#### [Problem to solve]
Format every line of the records below as a JSON list of strings, one string per line, with blank lines left out. Leave the pictures out of the answer.

#### [Extracted data]
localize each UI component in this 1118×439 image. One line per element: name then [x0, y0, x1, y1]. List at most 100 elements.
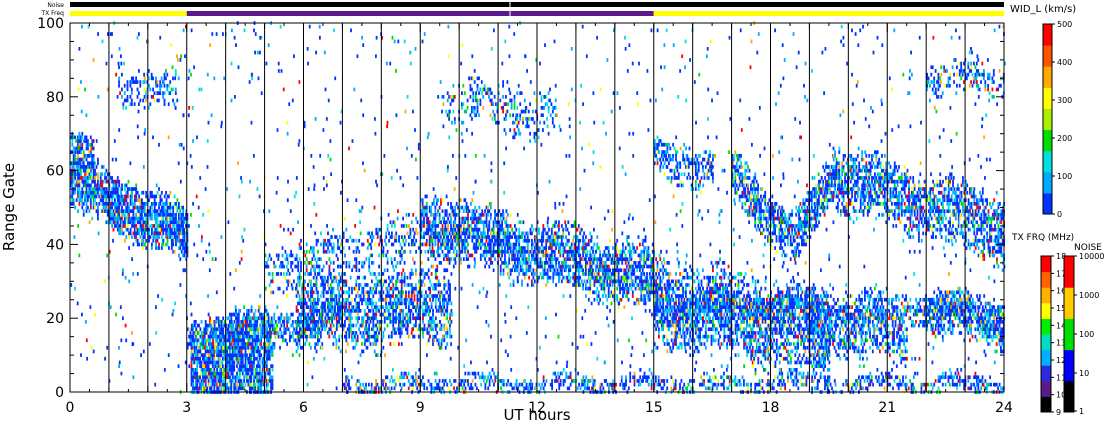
- echo-point: [360, 294, 362, 298]
- echo-point: [421, 283, 423, 287]
- echo-point: [530, 268, 532, 272]
- echo-point: [426, 302, 428, 306]
- echo-point: [450, 257, 452, 261]
- echo-point: [221, 353, 223, 357]
- echo-point: [317, 324, 319, 328]
- echo-point: [429, 246, 431, 250]
- echo-point: [446, 313, 448, 317]
- echo-point: [356, 261, 358, 265]
- echo-point: [443, 339, 445, 343]
- echo-point: [317, 239, 319, 243]
- echo-point: [127, 228, 129, 232]
- echo-point: [319, 268, 321, 272]
- echo-point: [547, 254, 549, 258]
- echo-point: [157, 239, 159, 243]
- echo-point: [418, 313, 420, 317]
- echo-point: [73, 202, 75, 206]
- echo-point: [399, 316, 401, 320]
- echo-point: [231, 342, 233, 346]
- echo-point: [157, 209, 159, 213]
- echo-point: [259, 357, 261, 361]
- echo-point: [103, 180, 105, 184]
- echo-point: [124, 187, 126, 191]
- echo-point: [358, 276, 360, 280]
- echo-point: [361, 261, 363, 265]
- echo-point: [207, 346, 209, 350]
- echo-point: [174, 195, 176, 199]
- echo-point: [392, 291, 394, 295]
- echo-point: [439, 254, 441, 258]
- echo-point: [311, 287, 313, 291]
- echo-point: [262, 372, 264, 376]
- echo-point: [612, 246, 614, 250]
- echo-point: [521, 280, 523, 284]
- echo-point: [407, 276, 409, 280]
- echo-point: [446, 220, 448, 224]
- echo-point: [520, 261, 522, 265]
- echo-point: [399, 313, 401, 317]
- echo-point: [552, 276, 554, 280]
- echo-point: [288, 327, 290, 331]
- echo-point: [191, 346, 193, 350]
- echo-point: [460, 228, 462, 232]
- echo-point: [564, 276, 566, 280]
- echo-point: [282, 246, 284, 250]
- echo-point: [345, 331, 347, 335]
- echo-point: [331, 331, 333, 335]
- echo-point: [622, 294, 624, 298]
- echo-point: [508, 254, 510, 258]
- echo-point: [101, 184, 103, 188]
- echo-point: [338, 320, 340, 324]
- echo-point: [87, 198, 89, 202]
- echo-point: [368, 232, 370, 236]
- echo-point: [269, 372, 271, 376]
- echo-point: [353, 324, 355, 328]
- echo-point: [356, 239, 358, 243]
- echo-point: [452, 239, 454, 243]
- echo-point: [635, 280, 637, 284]
- echo-point: [338, 272, 340, 276]
- echo-point: [286, 287, 288, 291]
- echo-point: [596, 298, 598, 302]
- echo-point: [448, 280, 450, 284]
- echo-point: [121, 187, 123, 191]
- echo-point: [111, 198, 113, 202]
- echo-point: [579, 261, 581, 265]
- echo-point: [81, 206, 83, 210]
- echo-point: [480, 246, 482, 250]
- echo-point: [286, 254, 288, 258]
- echo-point: [506, 217, 508, 221]
- echo-point: [96, 195, 98, 199]
- echo-point: [178, 254, 180, 258]
- echo-point: [121, 184, 123, 188]
- echo-point: [337, 287, 339, 291]
- echo-point: [429, 287, 431, 291]
- echo-point: [517, 276, 519, 280]
- echo-point: [407, 327, 409, 331]
- echo-point: [299, 313, 301, 317]
- echo-point: [79, 180, 81, 184]
- echo-point: [435, 209, 437, 213]
- echo-point: [343, 261, 345, 265]
- echo-point: [486, 261, 488, 265]
- txfreq-bar: [70, 11, 1004, 16]
- echo-point: [493, 224, 495, 228]
- echo-point: [456, 254, 458, 258]
- echo-point: [408, 291, 410, 295]
- echo-point: [476, 243, 478, 247]
- echo-point: [83, 213, 85, 217]
- echo-point: [368, 331, 370, 335]
- echo-point: [300, 261, 302, 265]
- echo-point: [585, 257, 587, 261]
- echo-point: [262, 375, 264, 379]
- echo-point: [164, 195, 166, 199]
- echo-point: [433, 250, 435, 254]
- echo-point: [547, 272, 549, 276]
- echo-point: [232, 313, 234, 317]
- echo-point: [368, 261, 370, 265]
- echo-point: [451, 335, 453, 339]
- echo-point: [324, 327, 326, 331]
- echo-point: [334, 309, 336, 313]
- echo-point: [329, 239, 331, 243]
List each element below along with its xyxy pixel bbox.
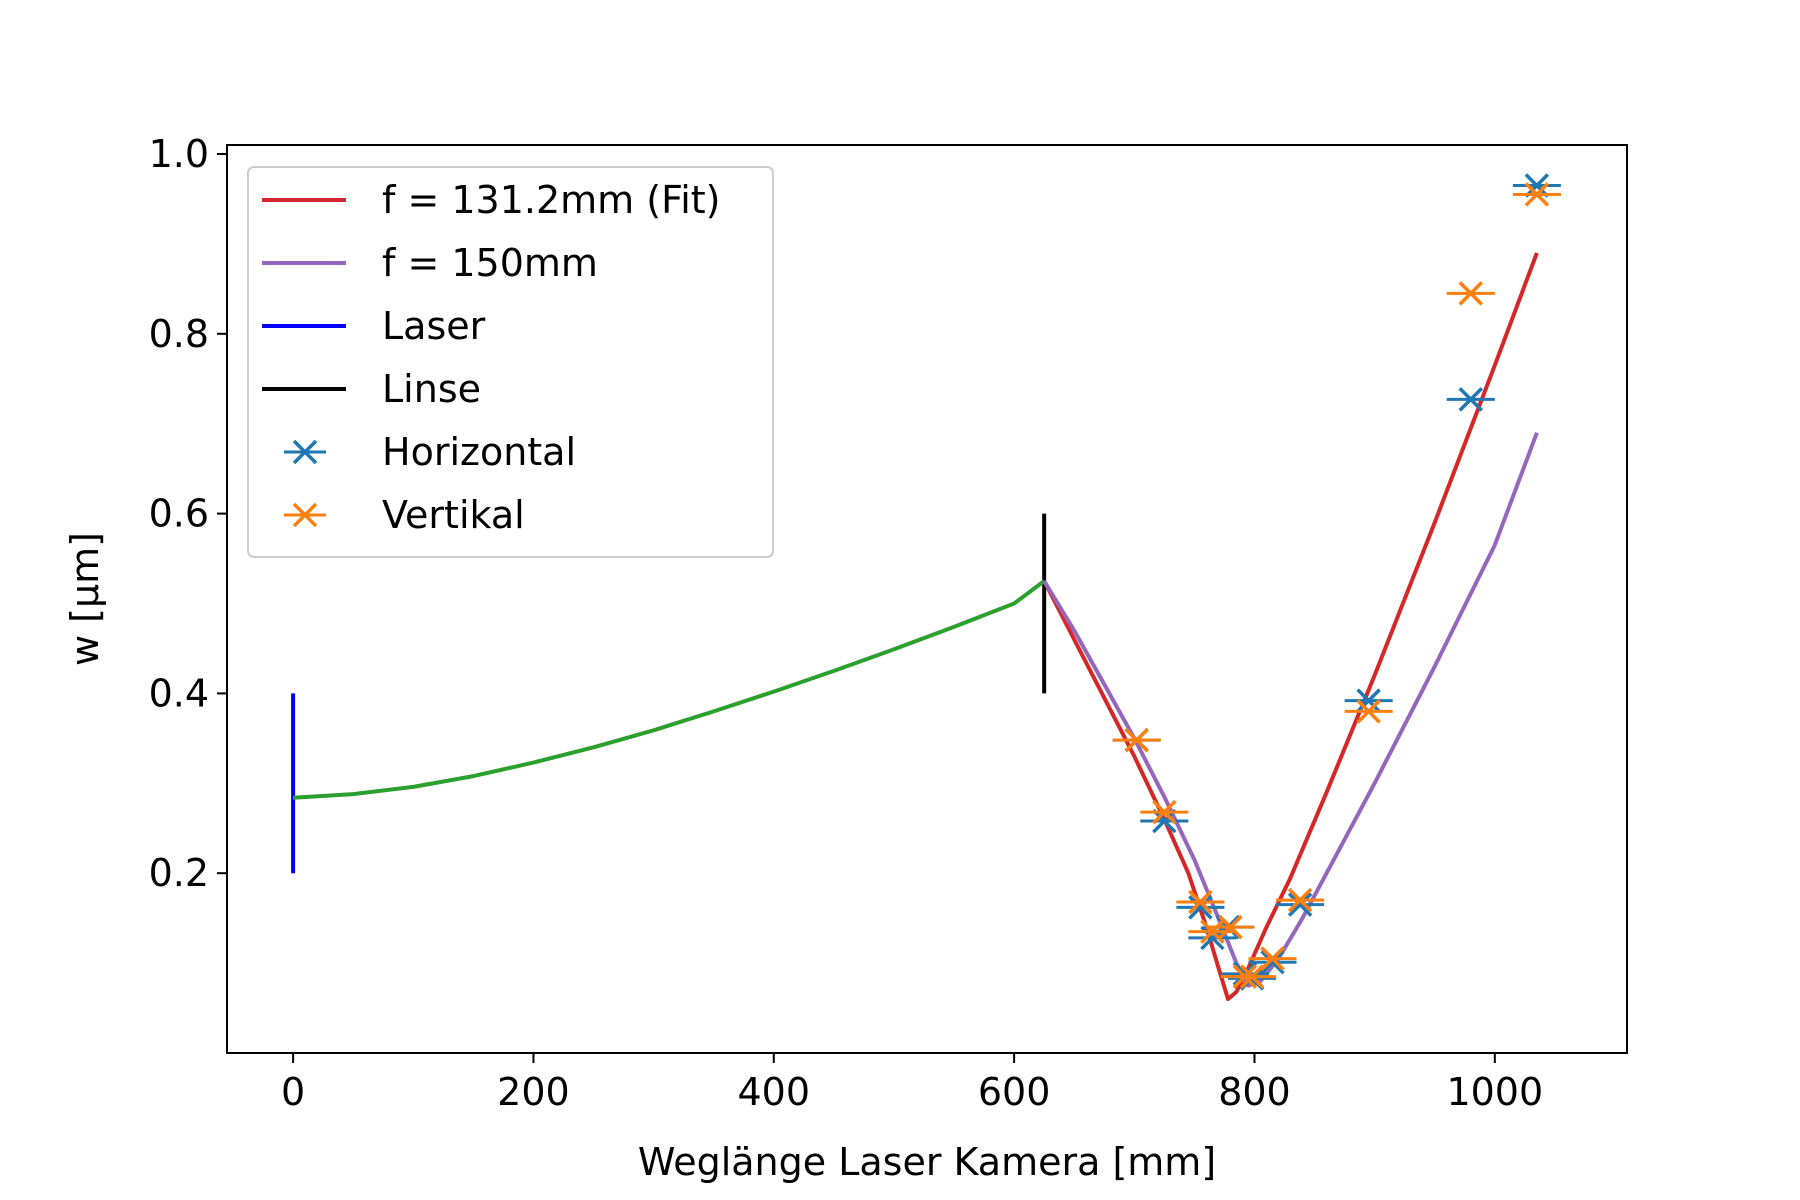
data-point-marker xyxy=(1152,808,1177,834)
x-tick-label: 0 xyxy=(281,1070,305,1114)
data-point-marker xyxy=(1287,892,1313,917)
x-tick-label: 400 xyxy=(738,1070,811,1114)
data-point-marker xyxy=(1260,949,1285,975)
y-axis-label: w [µm] xyxy=(63,532,107,666)
data-point-marker xyxy=(1188,889,1213,915)
beam-before-lens-line xyxy=(292,579,1046,800)
legend-label: f = 131.2mm (Fit) xyxy=(382,178,720,222)
legend-item-laser: Laser xyxy=(262,304,486,348)
data-point-marker xyxy=(1124,727,1149,753)
legend-item-horizontal: Horizontal xyxy=(284,430,576,474)
legend-item-vertikal: Vertikal xyxy=(284,493,525,537)
x-tick-label: 800 xyxy=(1218,1070,1291,1114)
data-point-marker xyxy=(1239,964,1265,989)
legend-swatch-marker xyxy=(292,439,318,465)
data-point-marker xyxy=(1260,946,1285,971)
legend-item-linse: Linse xyxy=(262,367,481,411)
legend-label: Laser xyxy=(382,304,486,348)
legend-swatch-marker xyxy=(292,502,318,528)
x-tick-label: 600 xyxy=(978,1070,1051,1114)
data-point-marker xyxy=(1152,799,1177,825)
series-vertikal xyxy=(1112,182,1561,989)
data-point-marker xyxy=(1524,182,1550,207)
data-point-marker xyxy=(1232,961,1258,987)
data-point-marker xyxy=(1188,895,1213,920)
y-tick-label: 1.0 xyxy=(149,132,209,176)
data-point-marker xyxy=(1524,173,1550,198)
data-point-marker xyxy=(1458,387,1484,412)
data-point-marker xyxy=(1200,919,1225,944)
series-line-f-150mm xyxy=(1042,431,1539,988)
plot-frame xyxy=(226,144,1628,1054)
legend-label: f = 150mm xyxy=(382,241,598,285)
y-tick-label: 0.4 xyxy=(149,671,209,715)
x-tick-label: 200 xyxy=(497,1070,570,1114)
legend-item-f-131-2mm-fit: f = 131.2mm (Fit) xyxy=(262,178,720,222)
data-point-marker xyxy=(1287,887,1313,913)
x-axis-label: Weglänge Laser Kamera [mm] xyxy=(638,1140,1216,1184)
x-tick-label: 1000 xyxy=(1446,1070,1543,1114)
legend-label: Vertikal xyxy=(382,493,525,537)
data-point-marker xyxy=(1356,688,1381,713)
legend-item-f-150mm: f = 150mm xyxy=(262,241,598,285)
legend-label: Horizontal xyxy=(382,430,576,474)
data-point-marker xyxy=(1356,699,1381,724)
legend-box xyxy=(247,166,774,558)
y-tick-label: 0.2 xyxy=(149,851,209,895)
data-point-marker xyxy=(1218,914,1243,940)
plot-content xyxy=(291,173,1561,1002)
x-axis: 0 200 400 600 800 1000 xyxy=(281,1053,1543,1114)
y-tick-label: 0.6 xyxy=(149,492,209,536)
data-point-marker xyxy=(1458,281,1484,306)
legend-label: Linse xyxy=(382,367,481,411)
legend: f = 131.2mm (Fit) f = 150mm Laser Linse Hori… xyxy=(247,166,774,558)
y-axis: 0.2 0.4 0.6 0.8 1.0 xyxy=(149,132,227,895)
y-tick-label: 0.8 xyxy=(149,312,209,356)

#### [Task result]
[
  "localize each UI component in this 1118×439 image. One line per element: name then [x0, y0, x1, y1]. List at most 100 elements.",
  "- echo-point: [360, 294, 362, 298]",
  "- echo-point: [421, 283, 423, 287]",
  "- echo-point: [530, 268, 532, 272]",
  "- echo-point: [426, 302, 428, 306]",
  "- echo-point: [450, 257, 452, 261]",
  "- echo-point: [221, 353, 223, 357]",
  "- echo-point: [317, 324, 319, 328]",
  "- echo-point: [429, 246, 431, 250]",
  "- echo-point: [446, 313, 448, 317]",
  "- echo-point: [356, 261, 358, 265]",
  "- echo-point: [443, 339, 445, 343]",
  "- echo-point: [317, 239, 319, 243]",
  "- echo-point: [127, 228, 129, 232]",
  "- echo-point: [319, 268, 321, 272]",
  "- echo-point: [547, 254, 549, 258]",
  "- echo-point: [157, 239, 159, 243]",
  "- echo-point: [418, 313, 420, 317]",
  "- echo-point: [73, 202, 75, 206]",
  "- echo-point: [399, 316, 401, 320]",
  "- echo-point: [231, 342, 233, 346]",
  "- echo-point: [157, 209, 159, 213]",
  "- echo-point: [259, 357, 261, 361]",
  "- echo-point: [103, 180, 105, 184]",
  "- echo-point: [124, 187, 126, 191]",
  "- echo-point: [358, 276, 360, 280]",
  "- echo-point: [361, 261, 363, 265]",
  "- echo-point: [207, 346, 209, 350]",
  "- echo-point: [174, 195, 176, 199]",
  "- echo-point: [392, 291, 394, 295]",
  "- echo-point: [439, 254, 441, 258]",
  "- echo-point: [311, 287, 313, 291]",
  "- echo-point: [262, 372, 264, 376]",
  "- echo-point: [612, 246, 614, 250]",
  "- echo-point: [521, 280, 523, 284]",
  "- echo-point: [407, 276, 409, 280]",
  "- echo-point: [446, 220, 448, 224]",
  "- echo-point: [520, 261, 522, 265]",
  "- echo-point: [399, 313, 401, 317]",
  "- echo-point: [552, 276, 554, 280]",
  "- echo-point: [288, 327, 290, 331]",
  "- echo-point: [191, 346, 193, 350]",
  "- echo-point: [460, 228, 462, 232]",
  "- echo-point: [564, 276, 566, 280]",
  "- echo-point: [282, 246, 284, 250]",
  "- echo-point: [345, 331, 347, 335]",
  "- echo-point: [331, 331, 333, 335]",
  "- echo-point: [622, 294, 624, 298]",
  "- echo-point: [508, 254, 510, 258]",
  "- echo-point: [101, 184, 103, 188]",
  "- echo-point: [338, 320, 340, 324]",
  "- echo-point: [87, 198, 89, 202]",
  "- echo-point: [368, 232, 370, 236]",
  "- echo-point: [269, 372, 271, 376]",
  "- echo-point: [353, 324, 355, 328]",
  "- echo-point: [356, 239, 358, 243]",
  "- echo-point: [452, 239, 454, 243]",
  "- echo-point: [635, 280, 637, 284]",
  "- echo-point: [338, 272, 340, 276]",
  "- echo-point: [286, 287, 288, 291]",
  "- echo-point: [596, 298, 598, 302]",
  "- echo-point: [448, 280, 450, 284]",
  "- echo-point: [121, 187, 123, 191]",
  "- echo-point: [111, 198, 113, 202]",
  "- echo-point: [579, 261, 581, 265]",
  "- echo-point: [81, 206, 83, 210]",
  "- echo-point: [480, 246, 482, 250]",
  "- echo-point: [286, 254, 288, 258]",
  "- echo-point: [506, 217, 508, 221]",
  "- echo-point: [96, 195, 98, 199]",
  "- echo-point: [178, 254, 180, 258]",
  "- echo-point: [121, 184, 123, 188]",
  "- echo-point: [337, 287, 339, 291]",
  "- echo-point: [429, 287, 431, 291]",
  "- echo-point: [517, 276, 519, 280]",
  "- echo-point: [407, 327, 409, 331]",
  "- echo-point: [299, 313, 301, 317]",
  "- echo-point: [79, 180, 81, 184]",
  "- echo-point: [435, 209, 437, 213]",
  "- echo-point: [343, 261, 345, 265]",
  "- echo-point: [486, 261, 488, 265]",
  "- txfreq-bar: [70, 11, 1004, 16]",
  "- echo-point: [493, 224, 495, 228]",
  "- echo-point: [456, 254, 458, 258]",
  "- echo-point: [408, 291, 410, 295]",
  "- echo-point: [476, 243, 478, 247]",
  "- echo-point: [83, 213, 85, 217]",
  "- echo-point: [368, 331, 370, 335]",
  "- echo-point: [300, 261, 302, 265]",
  "- echo-point: [585, 257, 587, 261]",
  "- echo-point: [262, 375, 264, 379]",
  "- echo-point: [164, 195, 166, 199]",
  "- echo-point: [433, 250, 435, 254]",
  "- echo-point: [547, 272, 549, 276]",
  "- echo-point: [232, 313, 234, 317]",
  "- echo-point: [368, 261, 370, 265]",
  "- echo-point: [451, 335, 453, 339]",
  "- echo-point: [324, 327, 326, 331]",
  "- echo-point: [334, 309, 336, 313]",
  "- echo-point: [329, 239, 331, 243]",
  "List each element below along with its xyxy pixel bbox.",
  "data-point-marker xyxy=(1152,808,1177,834)",
  "x-tick-label: 0 xyxy=(281,1070,305,1114)",
  "data-point-marker xyxy=(1287,892,1313,917)",
  "x-tick-label: 400 xyxy=(738,1070,811,1114)",
  "data-point-marker xyxy=(1260,949,1285,975)",
  "y-axis-label: w [µm] xyxy=(63,532,107,666)",
  "data-point-marker xyxy=(1188,889,1213,915)",
  "beam-before-lens-line xyxy=(292,579,1046,800)",
  "legend-label: f = 131.2mm (Fit) xyxy=(382,178,720,222)",
  "legend-item-laser: Laser xyxy=(262,304,486,348)",
  "data-point-marker xyxy=(1124,727,1149,753)",
  "legend-item-horizontal: Horizontal xyxy=(284,430,576,474)",
  "legend-item-vertikal: Vertikal xyxy=(284,493,525,537)",
  "x-tick-label: 800 xyxy=(1218,1070,1291,1114)",
  "data-point-marker xyxy=(1239,964,1265,989)",
  "legend-swatch-marker xyxy=(292,439,318,465)",
  "data-point-marker xyxy=(1260,946,1285,971)",
  "legend-item-linse: Linse xyxy=(262,367,481,411)",
  "legend-label: Laser xyxy=(382,304,486,348)",
  "legend-swatch-marker xyxy=(292,502,318,528)",
  "x-tick-label: 600 xyxy=(978,1070,1051,1114)",
  "data-point-marker xyxy=(1152,799,1177,825)",
  "series-vertikal xyxy=(1112,182,1561,989)",
  "data-point-marker xyxy=(1524,182,1550,207)",
  "data-point-marker xyxy=(1232,961,1258,987)",
  "data-point-marker xyxy=(1188,895,1213,920)",
  "y-tick-label: 1.0 xyxy=(149,132,209,176)",
  "data-point-marker xyxy=(1524,173,1550,198)",
  "data-point-marker xyxy=(1458,387,1484,412)",
  "data-point-marker xyxy=(1200,919,1225,944)",
  "series-line-f-150mm xyxy=(1042,431,1539,988)",
  "plot-frame xyxy=(226,144,1628,1054)",
  "legend-label: f = 150mm xyxy=(382,241,598,285)",
  "y-tick-label: 0.4 xyxy=(149,671,209,715)",
  "x-tick-label: 200 xyxy=(497,1070,570,1114)",
  "legend-item-f-131-2mm-fit: f = 131.2mm (Fit) xyxy=(262,178,720,222)",
  "data-point-marker xyxy=(1287,887,1313,913)",
  "x-axis-label: Weglänge Laser Kamera [mm] xyxy=(638,1140,1216,1184)",
  "x-tick-label: 1000 xyxy=(1446,1070,1543,1114)",
  "legend-label: Vertikal xyxy=(382,493,525,537)",
  "data-point-marker xyxy=(1356,688,1381,713)",
  "legend-item-f-150mm: f = 150mm xyxy=(262,241,598,285)",
  "legend-label: Horizontal xyxy=(382,430,576,474)",
  "data-point-marker xyxy=(1356,699,1381,724)",
  "legend-box xyxy=(247,166,774,558)",
  "y-tick-label: 0.2 xyxy=(149,851,209,895)",
  "data-point-marker xyxy=(1218,914,1243,940)",
  "plot-content xyxy=(291,173,1561,1002)",
  "x-axis: 0 200 400 600 800 1000 xyxy=(281,1053,1543,1114)",
  "y-tick-label: 0.6 xyxy=(149,492,209,536)",
  "data-point-marker xyxy=(1458,281,1484,306)",
  "legend-label: Linse xyxy=(382,367,481,411)",
  "legend: f = 131.2mm (Fit) f = 150mm Laser Linse Hori… xyxy=(247,166,774,558)",
  "y-axis: 0.2 0.4 0.6 0.8 1.0 xyxy=(149,132,227,895)",
  "y-tick-label: 0.8 xyxy=(149,312,209,356)"
]